Transcribe the records below exactly as they appear.

>> begin Dataset records

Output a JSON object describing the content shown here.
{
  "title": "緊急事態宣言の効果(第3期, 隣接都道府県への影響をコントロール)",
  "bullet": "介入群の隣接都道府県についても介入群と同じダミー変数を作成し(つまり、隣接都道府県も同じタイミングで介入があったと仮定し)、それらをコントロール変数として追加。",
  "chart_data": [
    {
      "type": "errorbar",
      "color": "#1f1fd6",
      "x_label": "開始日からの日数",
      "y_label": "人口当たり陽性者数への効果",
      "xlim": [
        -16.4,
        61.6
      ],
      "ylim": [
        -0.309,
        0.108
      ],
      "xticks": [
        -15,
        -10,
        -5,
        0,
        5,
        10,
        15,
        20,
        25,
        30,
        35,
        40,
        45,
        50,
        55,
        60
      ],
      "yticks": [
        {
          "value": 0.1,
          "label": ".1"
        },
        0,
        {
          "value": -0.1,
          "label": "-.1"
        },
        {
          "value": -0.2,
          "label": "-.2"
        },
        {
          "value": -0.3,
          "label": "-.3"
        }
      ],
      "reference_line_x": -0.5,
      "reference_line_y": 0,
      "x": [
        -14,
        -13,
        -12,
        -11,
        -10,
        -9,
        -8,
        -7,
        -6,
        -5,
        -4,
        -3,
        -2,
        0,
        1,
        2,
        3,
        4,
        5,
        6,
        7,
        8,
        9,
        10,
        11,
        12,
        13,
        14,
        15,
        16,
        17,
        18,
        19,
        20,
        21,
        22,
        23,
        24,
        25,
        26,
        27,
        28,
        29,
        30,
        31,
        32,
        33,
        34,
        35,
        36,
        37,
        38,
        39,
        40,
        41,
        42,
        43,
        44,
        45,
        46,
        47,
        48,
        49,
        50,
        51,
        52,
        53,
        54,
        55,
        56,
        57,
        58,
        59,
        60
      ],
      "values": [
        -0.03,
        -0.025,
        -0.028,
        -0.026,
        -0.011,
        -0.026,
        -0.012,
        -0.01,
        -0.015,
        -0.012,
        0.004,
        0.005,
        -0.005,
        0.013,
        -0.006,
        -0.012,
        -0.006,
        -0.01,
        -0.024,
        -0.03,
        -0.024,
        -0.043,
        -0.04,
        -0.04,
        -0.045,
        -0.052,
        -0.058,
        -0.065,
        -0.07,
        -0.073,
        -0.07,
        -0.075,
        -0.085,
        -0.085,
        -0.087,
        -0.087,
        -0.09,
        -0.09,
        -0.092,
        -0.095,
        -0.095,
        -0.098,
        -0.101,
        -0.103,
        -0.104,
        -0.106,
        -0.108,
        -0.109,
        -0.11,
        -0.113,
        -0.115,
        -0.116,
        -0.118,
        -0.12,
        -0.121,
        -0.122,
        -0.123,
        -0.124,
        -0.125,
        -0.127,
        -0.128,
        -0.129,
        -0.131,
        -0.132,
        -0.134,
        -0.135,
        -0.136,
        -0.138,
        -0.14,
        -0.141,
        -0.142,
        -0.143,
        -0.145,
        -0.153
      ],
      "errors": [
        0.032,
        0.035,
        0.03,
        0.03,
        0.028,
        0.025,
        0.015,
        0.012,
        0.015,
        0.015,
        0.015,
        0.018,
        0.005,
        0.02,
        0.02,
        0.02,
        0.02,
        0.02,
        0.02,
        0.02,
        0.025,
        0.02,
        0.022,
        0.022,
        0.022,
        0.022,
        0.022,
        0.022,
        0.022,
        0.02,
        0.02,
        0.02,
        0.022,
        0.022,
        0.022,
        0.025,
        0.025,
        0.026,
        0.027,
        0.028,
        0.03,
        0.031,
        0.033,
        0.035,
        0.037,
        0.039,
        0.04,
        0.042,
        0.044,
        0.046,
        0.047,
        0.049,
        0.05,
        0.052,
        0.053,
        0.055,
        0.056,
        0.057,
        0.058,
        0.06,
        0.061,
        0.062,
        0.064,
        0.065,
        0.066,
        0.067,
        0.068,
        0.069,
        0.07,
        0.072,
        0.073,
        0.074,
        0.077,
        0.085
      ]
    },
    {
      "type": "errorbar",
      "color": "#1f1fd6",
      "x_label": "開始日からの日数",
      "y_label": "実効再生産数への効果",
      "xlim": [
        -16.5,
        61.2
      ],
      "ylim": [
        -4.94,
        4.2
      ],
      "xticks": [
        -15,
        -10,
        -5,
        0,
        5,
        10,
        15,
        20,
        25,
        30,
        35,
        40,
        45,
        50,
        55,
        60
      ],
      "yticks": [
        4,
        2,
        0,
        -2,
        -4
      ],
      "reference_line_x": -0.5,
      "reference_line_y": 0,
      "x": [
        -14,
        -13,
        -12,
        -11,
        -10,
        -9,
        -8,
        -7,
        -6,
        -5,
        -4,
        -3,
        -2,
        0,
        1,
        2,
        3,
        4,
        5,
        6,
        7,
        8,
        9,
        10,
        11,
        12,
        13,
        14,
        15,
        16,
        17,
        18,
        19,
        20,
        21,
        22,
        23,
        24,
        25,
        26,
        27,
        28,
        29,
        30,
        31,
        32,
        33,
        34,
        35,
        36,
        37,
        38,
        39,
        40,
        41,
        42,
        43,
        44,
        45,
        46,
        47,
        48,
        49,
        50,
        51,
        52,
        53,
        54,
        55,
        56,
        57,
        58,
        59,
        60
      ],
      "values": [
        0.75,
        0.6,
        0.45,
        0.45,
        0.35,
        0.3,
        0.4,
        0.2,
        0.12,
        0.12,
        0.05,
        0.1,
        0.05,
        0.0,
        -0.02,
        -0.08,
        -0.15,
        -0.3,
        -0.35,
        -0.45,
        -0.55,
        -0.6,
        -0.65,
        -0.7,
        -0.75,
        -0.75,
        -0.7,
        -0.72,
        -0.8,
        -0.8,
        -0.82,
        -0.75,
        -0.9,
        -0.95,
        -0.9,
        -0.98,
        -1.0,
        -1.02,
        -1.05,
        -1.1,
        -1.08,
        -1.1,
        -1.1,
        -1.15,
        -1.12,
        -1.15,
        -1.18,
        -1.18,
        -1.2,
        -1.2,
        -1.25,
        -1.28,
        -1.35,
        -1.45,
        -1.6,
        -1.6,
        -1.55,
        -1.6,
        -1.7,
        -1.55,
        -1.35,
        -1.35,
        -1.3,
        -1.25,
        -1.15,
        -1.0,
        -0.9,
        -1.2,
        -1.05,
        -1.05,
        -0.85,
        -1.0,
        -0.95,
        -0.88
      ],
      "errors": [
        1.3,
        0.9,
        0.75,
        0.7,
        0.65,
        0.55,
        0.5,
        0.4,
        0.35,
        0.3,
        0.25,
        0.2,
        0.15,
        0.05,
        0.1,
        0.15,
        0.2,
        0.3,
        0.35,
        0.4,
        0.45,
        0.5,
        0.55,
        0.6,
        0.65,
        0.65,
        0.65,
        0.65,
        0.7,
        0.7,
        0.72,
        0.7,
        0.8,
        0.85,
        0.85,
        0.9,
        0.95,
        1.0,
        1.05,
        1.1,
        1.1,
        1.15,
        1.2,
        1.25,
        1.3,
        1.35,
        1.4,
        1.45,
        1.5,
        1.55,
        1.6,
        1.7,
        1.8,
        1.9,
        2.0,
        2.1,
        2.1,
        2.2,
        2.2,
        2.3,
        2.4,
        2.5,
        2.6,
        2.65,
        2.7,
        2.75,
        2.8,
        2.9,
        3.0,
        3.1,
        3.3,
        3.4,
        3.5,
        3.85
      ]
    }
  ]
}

>> end Dataset records

| Output of the task |
Output a JSON object describing the content shown here.
{
  "title": "緊急事態宣言の効果(第3期, 隣接都道府県への影響をコントロール)",
  "bullet": "介入群の隣接都道府県についても介入群と同じダミー変数を作成し(つまり、隣接都道府県も同じタイミングで介入があったと仮定し)、それらをコントロール変数として追加。",
  "chart_data": [
    {
      "type": "errorbar",
      "color": "#1f1fd6",
      "x_label": "開始日からの日数",
      "y_label": "人口当たり陽性者数への効果",
      "xlim": [
        -16.4,
        61.6
      ],
      "ylim": [
        -0.309,
        0.108
      ],
      "xticks": [
        -15,
        -10,
        -5,
        0,
        5,
        10,
        15,
        20,
        25,
        30,
        35,
        40,
        45,
        50,
        55,
        60
      ],
      "yticks": [
        {
          "value": 0.1,
          "label": ".1"
        },
        0,
        {
          "value": -0.1,
          "label": "-.1"
        },
        {
          "value": -0.2,
          "label": "-.2"
        },
        {
          "value": -0.3,
          "label": "-.3"
        }
      ],
      "reference_line_x": -0.5,
      "reference_line_y": 0,
      "x": [
        -14,
        -13,
        -12,
        -11,
        -10,
        -9,
        -8,
        -7,
        -6,
        -5,
        -4,
        -3,
        -2,
        0,
        1,
        2,
        3,
        4,
        5,
        6,
        7,
        8,
        9,
        10,
        11,
        12,
        13,
        14,
        15,
        16,
        17,
        18,
        19,
        20,
        21,
        22,
        23,
        24,
        25,
        26,
        27,
        28,
        29,
        30,
        31,
        32,
        33,
        34,
        35,
        36,
        37,
        38,
        39,
        40,
        41,
        42,
        43,
        44,
        45,
        46,
        47,
        48,
        49,
        50,
        51,
        52,
        53,
        54,
        55,
        56,
        57,
        58,
        59,
        60
      ],
      "values": [
        -0.03,
        -0.025,
        -0.028,
        -0.026,
        -0.011,
        -0.026,
        -0.012,
        -0.01,
        -0.015,
        -0.012,
        0.004,
        0.005,
        -0.005,
        0.013,
        -0.006,
        -0.012,
        -0.006,
        -0.01,
        -0.024,
        -0.03,
        -0.024,
        -0.043,
        -0.04,
        -0.04,
        -0.045,
        -0.052,
        -0.058,
        -0.065,
        -0.07,
        -0.073,
        -0.07,
        -0.075,
        -0.085,
        -0.085,
        -0.087,
        -0.087,
        -0.09,
        -0.09,
        -0.092,
        -0.095,
        -0.095,
        -0.098,
        -0.101,
        -0.103,
        -0.104,
        -0.106,
        -0.108,
        -0.109,
        -0.11,
        -0.113,
        -0.115,
        -0.116,
        -0.118,
        -0.12,
        -0.121,
        -0.122,
        -0.123,
        -0.124,
        -0.125,
        -0.127,
        -0.128,
        -0.129,
        -0.131,
        -0.132,
        -0.134,
        -0.135,
        -0.136,
        -0.138,
        -0.14,
        -0.141,
        -0.142,
        -0.143,
        -0.145,
        -0.153
      ],
      "errors": [
        0.032,
        0.035,
        0.03,
        0.03,
        0.028,
        0.025,
        0.015,
        0.012,
        0.015,
        0.015,
        0.015,
        0.018,
        0.005,
        0.02,
        0.02,
        0.02,
        0.02,
        0.02,
        0.02,
        0.02,
        0.025,
        0.02,
        0.022,
        0.022,
        0.022,
        0.022,
        0.022,
        0.022,
        0.022,
        0.02,
        0.02,
        0.02,
        0.022,
        0.022,
        0.022,
        0.025,
        0.025,
        0.026,
        0.027,
        0.028,
        0.03,
        0.031,
        0.033,
        0.035,
        0.037,
        0.039,
        0.04,
        0.042,
        0.044,
        0.046,
        0.047,
        0.049,
        0.05,
        0.052,
        0.053,
        0.055,
        0.056,
        0.057,
        0.058,
        0.06,
        0.061,
        0.062,
        0.064,
        0.065,
        0.066,
        0.067,
        0.068,
        0.069,
        0.07,
        0.072,
        0.073,
        0.074,
        0.077,
        0.085
      ]
    },
    {
      "type": "errorbar",
      "color": "#1f1fd6",
      "x_label": "開始日からの日数",
      "y_label": "実効再生産数への効果",
      "xlim": [
        -16.5,
        61.2
      ],
      "ylim": [
        -4.94,
        4.2
      ],
      "xticks": [
        -15,
        -10,
        -5,
        0,
        5,
        10,
        15,
        20,
        25,
        30,
        35,
        40,
        45,
        50,
        55,
        60
      ],
      "yticks": [
        4,
        2,
        0,
        -2,
        -4
      ],
      "reference_line_x": -0.5,
      "reference_line_y": 0,
      "x": [
        -14,
        -13,
        -12,
        -11,
        -10,
        -9,
        -8,
        -7,
        -6,
        -5,
        -4,
        -3,
        -2,
        0,
        1,
        2,
        3,
        4,
        5,
        6,
        7,
        8,
        9,
        10,
        11,
        12,
        13,
        14,
        15,
        16,
        17,
        18,
        19,
        20,
        21,
        22,
        23,
        24,
        25,
        26,
        27,
        28,
        29,
        30,
        31,
        32,
        33,
        34,
        35,
        36,
        37,
        38,
        39,
        40,
        41,
        42,
        43,
        44,
        45,
        46,
        47,
        48,
        49,
        50,
        51,
        52,
        53,
        54,
        55,
        56,
        57,
        58,
        59,
        60
      ],
      "values": [
        0.75,
        0.6,
        0.45,
        0.45,
        0.35,
        0.3,
        0.4,
        0.2,
        0.12,
        0.12,
        0.05,
        0.1,
        0.05,
        0.0,
        -0.02,
        -0.08,
        -0.15,
        -0.3,
        -0.35,
        -0.45,
        -0.55,
        -0.6,
        -0.65,
        -0.7,
        -0.75,
        -0.75,
        -0.7,
        -0.72,
        -0.8,
        -0.8,
        -0.82,
        -0.75,
        -0.9,
        -0.95,
        -0.9,
        -0.98,
        -1.0,
        -1.02,
        -1.05,
        -1.1,
        -1.08,
        -1.1,
        -1.1,
        -1.15,
        -1.12,
        -1.15,
        -1.18,
        -1.18,
        -1.2,
        -1.2,
        -1.25,
        -1.28,
        -1.35,
        -1.45,
        -1.6,
        -1.6,
        -1.55,
        -1.6,
        -1.7,
        -1.55,
        -1.35,
        -1.35,
        -1.3,
        -1.25,
        -1.15,
        -1.0,
        -0.9,
        -1.2,
        -1.05,
        -1.05,
        -0.85,
        -1.0,
        -0.95,
        -0.88
      ],
      "errors": [
        1.3,
        0.9,
        0.75,
        0.7,
        0.65,
        0.55,
        0.5,
        0.4,
        0.35,
        0.3,
        0.25,
        0.2,
        0.15,
        0.05,
        0.1,
        0.15,
        0.2,
        0.3,
        0.35,
        0.4,
        0.45,
        0.5,
        0.55,
        0.6,
        0.65,
        0.65,
        0.65,
        0.65,
        0.7,
        0.7,
        0.72,
        0.7,
        0.8,
        0.85,
        0.85,
        0.9,
        0.95,
        1.0,
        1.05,
        1.1,
        1.1,
        1.15,
        1.2,
        1.25,
        1.3,
        1.35,
        1.4,
        1.45,
        1.5,
        1.55,
        1.6,
        1.7,
        1.8,
        1.9,
        2.0,
        2.1,
        2.1,
        2.2,
        2.2,
        2.3,
        2.4,
        2.5,
        2.6,
        2.65,
        2.7,
        2.75,
        2.8,
        2.9,
        3.0,
        3.1,
        3.3,
        3.4,
        3.5,
        3.85
      ]
    }
  ]
}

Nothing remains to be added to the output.